TO BE DONE: Look at the entries below and reproduce them exactly.

--- Begin ---

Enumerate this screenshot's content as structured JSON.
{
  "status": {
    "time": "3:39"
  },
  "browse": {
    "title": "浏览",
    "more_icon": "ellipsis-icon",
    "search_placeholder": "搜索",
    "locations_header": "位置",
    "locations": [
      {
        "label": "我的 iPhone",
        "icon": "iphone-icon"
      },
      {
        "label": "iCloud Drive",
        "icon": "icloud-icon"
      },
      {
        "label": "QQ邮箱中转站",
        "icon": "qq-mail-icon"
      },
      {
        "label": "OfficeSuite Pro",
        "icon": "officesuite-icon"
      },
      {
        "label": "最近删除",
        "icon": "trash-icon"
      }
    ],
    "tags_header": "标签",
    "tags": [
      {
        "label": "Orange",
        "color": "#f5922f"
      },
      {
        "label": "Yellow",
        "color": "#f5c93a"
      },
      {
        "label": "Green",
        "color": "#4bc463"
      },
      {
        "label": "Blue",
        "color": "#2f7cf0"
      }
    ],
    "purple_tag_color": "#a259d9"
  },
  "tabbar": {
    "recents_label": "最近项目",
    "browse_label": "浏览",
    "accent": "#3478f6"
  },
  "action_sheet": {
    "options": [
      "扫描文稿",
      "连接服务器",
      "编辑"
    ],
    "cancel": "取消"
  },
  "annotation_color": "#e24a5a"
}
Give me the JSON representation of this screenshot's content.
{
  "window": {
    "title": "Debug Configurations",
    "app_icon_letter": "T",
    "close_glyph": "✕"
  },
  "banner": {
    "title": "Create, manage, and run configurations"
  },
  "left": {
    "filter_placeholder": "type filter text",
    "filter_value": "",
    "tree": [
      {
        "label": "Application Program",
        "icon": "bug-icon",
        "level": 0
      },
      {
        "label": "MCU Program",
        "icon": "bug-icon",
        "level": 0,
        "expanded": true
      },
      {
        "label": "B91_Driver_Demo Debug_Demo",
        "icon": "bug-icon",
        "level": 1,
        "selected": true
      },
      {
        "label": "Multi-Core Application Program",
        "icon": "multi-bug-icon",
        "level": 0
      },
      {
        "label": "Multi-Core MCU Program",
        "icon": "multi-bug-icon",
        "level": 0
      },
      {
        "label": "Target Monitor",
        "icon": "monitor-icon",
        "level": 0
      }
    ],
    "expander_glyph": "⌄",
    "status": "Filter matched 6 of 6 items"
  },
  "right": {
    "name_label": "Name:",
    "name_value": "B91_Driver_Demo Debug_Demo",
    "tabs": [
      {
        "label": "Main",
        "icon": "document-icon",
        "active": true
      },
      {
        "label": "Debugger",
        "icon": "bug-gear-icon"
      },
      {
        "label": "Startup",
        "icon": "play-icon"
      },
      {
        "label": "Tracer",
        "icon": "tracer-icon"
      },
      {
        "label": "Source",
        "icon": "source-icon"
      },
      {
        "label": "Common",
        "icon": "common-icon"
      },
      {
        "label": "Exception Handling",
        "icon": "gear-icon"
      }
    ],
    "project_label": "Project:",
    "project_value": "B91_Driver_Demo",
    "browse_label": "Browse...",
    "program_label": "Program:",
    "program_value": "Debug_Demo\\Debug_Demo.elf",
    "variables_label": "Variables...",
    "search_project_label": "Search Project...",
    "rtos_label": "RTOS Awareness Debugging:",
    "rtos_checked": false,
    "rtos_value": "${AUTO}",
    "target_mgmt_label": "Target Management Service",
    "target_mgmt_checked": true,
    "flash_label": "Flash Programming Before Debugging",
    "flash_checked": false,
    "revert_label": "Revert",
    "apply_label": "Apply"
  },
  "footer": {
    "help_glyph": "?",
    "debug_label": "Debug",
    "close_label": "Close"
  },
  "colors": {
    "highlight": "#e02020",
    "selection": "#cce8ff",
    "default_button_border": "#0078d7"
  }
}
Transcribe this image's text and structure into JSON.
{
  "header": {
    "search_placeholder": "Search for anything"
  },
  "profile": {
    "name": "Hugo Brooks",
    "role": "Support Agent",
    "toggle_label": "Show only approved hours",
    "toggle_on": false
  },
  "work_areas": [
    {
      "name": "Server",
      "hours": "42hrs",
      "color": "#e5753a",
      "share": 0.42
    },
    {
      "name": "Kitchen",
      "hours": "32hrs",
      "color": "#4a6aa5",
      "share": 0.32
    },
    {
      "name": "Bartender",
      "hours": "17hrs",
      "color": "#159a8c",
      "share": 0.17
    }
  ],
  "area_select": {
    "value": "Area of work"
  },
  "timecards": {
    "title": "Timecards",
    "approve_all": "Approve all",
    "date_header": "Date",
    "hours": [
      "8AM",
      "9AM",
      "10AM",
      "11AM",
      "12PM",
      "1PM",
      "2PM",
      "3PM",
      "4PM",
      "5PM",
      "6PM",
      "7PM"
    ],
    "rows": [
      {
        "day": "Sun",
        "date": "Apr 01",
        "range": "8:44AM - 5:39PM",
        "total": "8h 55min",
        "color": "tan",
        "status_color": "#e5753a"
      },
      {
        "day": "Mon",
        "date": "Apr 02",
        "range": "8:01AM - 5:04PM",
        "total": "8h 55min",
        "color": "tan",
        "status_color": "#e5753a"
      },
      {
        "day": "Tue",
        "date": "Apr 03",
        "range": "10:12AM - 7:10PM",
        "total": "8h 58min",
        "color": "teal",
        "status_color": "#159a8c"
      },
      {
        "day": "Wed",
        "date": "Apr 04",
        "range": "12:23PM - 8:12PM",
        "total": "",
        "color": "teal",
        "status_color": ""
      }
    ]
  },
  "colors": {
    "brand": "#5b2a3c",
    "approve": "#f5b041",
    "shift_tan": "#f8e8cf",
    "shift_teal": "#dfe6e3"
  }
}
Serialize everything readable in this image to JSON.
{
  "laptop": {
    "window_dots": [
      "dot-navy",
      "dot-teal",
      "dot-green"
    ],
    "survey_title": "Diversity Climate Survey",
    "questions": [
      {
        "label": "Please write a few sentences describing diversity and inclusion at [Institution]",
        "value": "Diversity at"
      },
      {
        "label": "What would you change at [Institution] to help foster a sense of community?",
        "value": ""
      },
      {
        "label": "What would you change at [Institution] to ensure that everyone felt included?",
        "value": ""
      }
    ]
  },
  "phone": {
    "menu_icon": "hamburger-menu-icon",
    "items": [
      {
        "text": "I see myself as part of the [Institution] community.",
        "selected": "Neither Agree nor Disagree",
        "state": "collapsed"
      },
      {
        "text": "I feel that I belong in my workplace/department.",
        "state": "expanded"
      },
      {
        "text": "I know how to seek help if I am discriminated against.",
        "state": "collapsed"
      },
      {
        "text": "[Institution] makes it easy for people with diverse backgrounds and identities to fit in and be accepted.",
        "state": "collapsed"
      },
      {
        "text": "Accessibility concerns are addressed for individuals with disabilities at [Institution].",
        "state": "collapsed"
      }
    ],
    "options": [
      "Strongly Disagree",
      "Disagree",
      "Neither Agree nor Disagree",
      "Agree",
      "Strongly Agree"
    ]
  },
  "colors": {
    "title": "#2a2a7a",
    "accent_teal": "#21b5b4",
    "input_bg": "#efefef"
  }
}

--- End ---

SOLUTION TO THIS PROBLEM:
Enumerate this screenshot's content as structured JSON.
{
  "status": {
    "time": "3:39"
  },
  "browse": {
    "title": "浏览",
    "more_icon": "ellipsis-icon",
    "search_placeholder": "搜索",
    "locations_header": "位置",
    "locations": [
      {
        "label": "我的 iPhone",
        "icon": "iphone-icon"
      },
      {
        "label": "iCloud Drive",
        "icon": "icloud-icon"
      },
      {
        "label": "QQ邮箱中转站",
        "icon": "qq-mail-icon"
      },
      {
        "label": "OfficeSuite Pro",
        "icon": "officesuite-icon"
      },
      {
        "label": "最近删除",
        "icon": "trash-icon"
      }
    ],
    "tags_header": "标签",
    "tags": [
      {
        "label": "Orange",
        "color": "#f5922f"
      },
      {
        "label": "Yellow",
        "color": "#f5c93a"
      },
      {
        "label": "Green",
        "color": "#4bc463"
      },
      {
        "label": "Blue",
        "color": "#2f7cf0"
      }
    ],
    "purple_tag_color": "#a259d9"
  },
  "tabbar": {
    "recents_label": "最近项目",
    "browse_label": "浏览",
    "accent": "#3478f6"
  },
  "action_sheet": {
    "options": [
      "扫描文稿",
      "连接服务器",
      "编辑"
    ],
    "cancel": "取消"
  },
  "annotation_color": "#e24a5a"
}
Give me the JSON representation of this screenshot's content.
{
  "window": {
    "title": "Debug Configurations",
    "app_icon_letter": "T",
    "close_glyph": "✕"
  },
  "banner": {
    "title": "Create, manage, and run configurations"
  },
  "left": {
    "filter_placeholder": "type filter text",
    "filter_value": "",
    "tree": [
      {
        "label": "Application Program",
        "icon": "bug-icon",
        "level": 0
      },
      {
        "label": "MCU Program",
        "icon": "bug-icon",
        "level": 0,
        "expanded": true
      },
      {
        "label": "B91_Driver_Demo Debug_Demo",
        "icon": "bug-icon",
        "level": 1,
        "selected": true
      },
      {
        "label": "Multi-Core Application Program",
        "icon": "multi-bug-icon",
        "level": 0
      },
      {
        "label": "Multi-Core MCU Program",
        "icon": "multi-bug-icon",
        "level": 0
      },
      {
        "label": "Target Monitor",
        "icon": "monitor-icon",
        "level": 0
      }
    ],
    "expander_glyph": "⌄",
    "status": "Filter matched 6 of 6 items"
  },
  "right": {
    "name_label": "Name:",
    "name_value": "B91_Driver_Demo Debug_Demo",
    "tabs": [
      {
        "label": "Main",
        "icon": "document-icon",
        "active": true
      },
      {
        "label": "Debugger",
        "icon": "bug-gear-icon"
      },
      {
        "label": "Startup",
        "icon": "play-icon"
      },
      {
        "label": "Tracer",
        "icon": "tracer-icon"
      },
      {
        "label": "Source",
        "icon": "source-icon"
      },
      {
        "label": "Common",
        "icon": "common-icon"
      },
      {
        "label": "Exception Handling",
        "icon": "gear-icon"
      }
    ],
    "project_label": "Project:",
    "project_value": "B91_Driver_Demo",
    "browse_label": "Browse...",
    "program_label": "Program:",
    "program_value": "Debug_Demo\\Debug_Demo.elf",
    "variables_label": "Variables...",
    "search_project_label": "Search Project...",
    "rtos_label": "RTOS Awareness Debugging:",
    "rtos_checked": false,
    "rtos_value": "${AUTO}",
    "target_mgmt_label": "Target Management Service",
    "target_mgmt_checked": true,
    "flash_label": "Flash Programming Before Debugging",
    "flash_checked": false,
    "revert_label": "Revert",
    "apply_label": "Apply"
  },
  "footer": {
    "help_glyph": "?",
    "debug_label": "Debug",
    "close_label": "Close"
  },
  "colors": {
    "highlight": "#e02020",
    "selection": "#cce8ff",
    "default_button_border": "#0078d7"
  }
}
Transcribe this image's text and structure into JSON.
{
  "header": {
    "search_placeholder": "Search for anything"
  },
  "profile": {
    "name": "Hugo Brooks",
    "role": "Support Agent",
    "toggle_label": "Show only approved hours",
    "toggle_on": false
  },
  "work_areas": [
    {
      "name": "Server",
      "hours": "42hrs",
      "color": "#e5753a",
      "share": 0.42
    },
    {
      "name": "Kitchen",
      "hours": "32hrs",
      "color": "#4a6aa5",
      "share": 0.32
    },
    {
      "name": "Bartender",
      "hours": "17hrs",
      "color": "#159a8c",
      "share": 0.17
    }
  ],
  "area_select": {
    "value": "Area of work"
  },
  "timecards": {
    "title": "Timecards",
    "approve_all": "Approve all",
    "date_header": "Date",
    "hours": [
      "8AM",
      "9AM",
      "10AM",
      "11AM",
      "12PM",
      "1PM",
      "2PM",
      "3PM",
      "4PM",
      "5PM",
      "6PM",
      "7PM"
    ],
    "rows": [
      {
        "day": "Sun",
        "date": "Apr 01",
        "range": "8:44AM - 5:39PM",
        "total": "8h 55min",
        "color": "tan",
        "status_color": "#e5753a"
      },
      {
        "day": "Mon",
        "date": "Apr 02",
        "range": "8:01AM - 5:04PM",
        "total": "8h 55min",
        "color": "tan",
        "status_color": "#e5753a"
      },
      {
        "day": "Tue",
        "date": "Apr 03",
        "range": "10:12AM - 7:10PM",
        "total": "8h 58min",
        "color": "teal",
        "status_color": "#159a8c"
      },
      {
        "day": "Wed",
        "date": "Apr 04",
        "range": "12:23PM - 8:12PM",
        "total": "",
        "color": "teal",
        "status_color": ""
      }
    ]
  },
  "colors": {
    "brand": "#5b2a3c",
    "approve": "#f5b041",
    "shift_tan": "#f8e8cf",
    "shift_teal": "#dfe6e3"
  }
}
Serialize everything readable in this image to JSON.
{
  "laptop": {
    "window_dots": [
      "dot-navy",
      "dot-teal",
      "dot-green"
    ],
    "survey_title": "Diversity Climate Survey",
    "questions": [
      {
        "label": "Please write a few sentences describing diversity and inclusion at [Institution]",
        "value": "Diversity at"
      },
      {
        "label": "What would you change at [Institution] to help foster a sense of community?",
        "value": ""
      },
      {
        "label": "What would you change at [Institution] to ensure that everyone felt included?",
        "value": ""
      }
    ]
  },
  "phone": {
    "menu_icon": "hamburger-menu-icon",
    "items": [
      {
        "text": "I see myself as part of the [Institution] community.",
        "selected": "Neither Agree nor Disagree",
        "state": "collapsed"
      },
      {
        "text": "I feel that I belong in my workplace/department.",
        "state": "expanded"
      },
      {
        "text": "I know how to seek help if I am discriminated against.",
        "state": "collapsed"
      },
      {
        "text": "[Institution] makes it easy for people with diverse backgrounds and identities to fit in and be accepted.",
        "state": "collapsed"
      },
      {
        "text": "Accessibility concerns are addressed for individuals with disabilities at [Institution].",
        "state": "collapsed"
      }
    ],
    "options": [
      "Strongly Disagree",
      "Disagree",
      "Neither Agree nor Disagree",
      "Agree",
      "Strongly Agree"
    ]
  },
  "colors": {
    "title": "#2a2a7a",
    "accent_teal": "#21b5b4",
    "input_bg": "#efefef"
  }
}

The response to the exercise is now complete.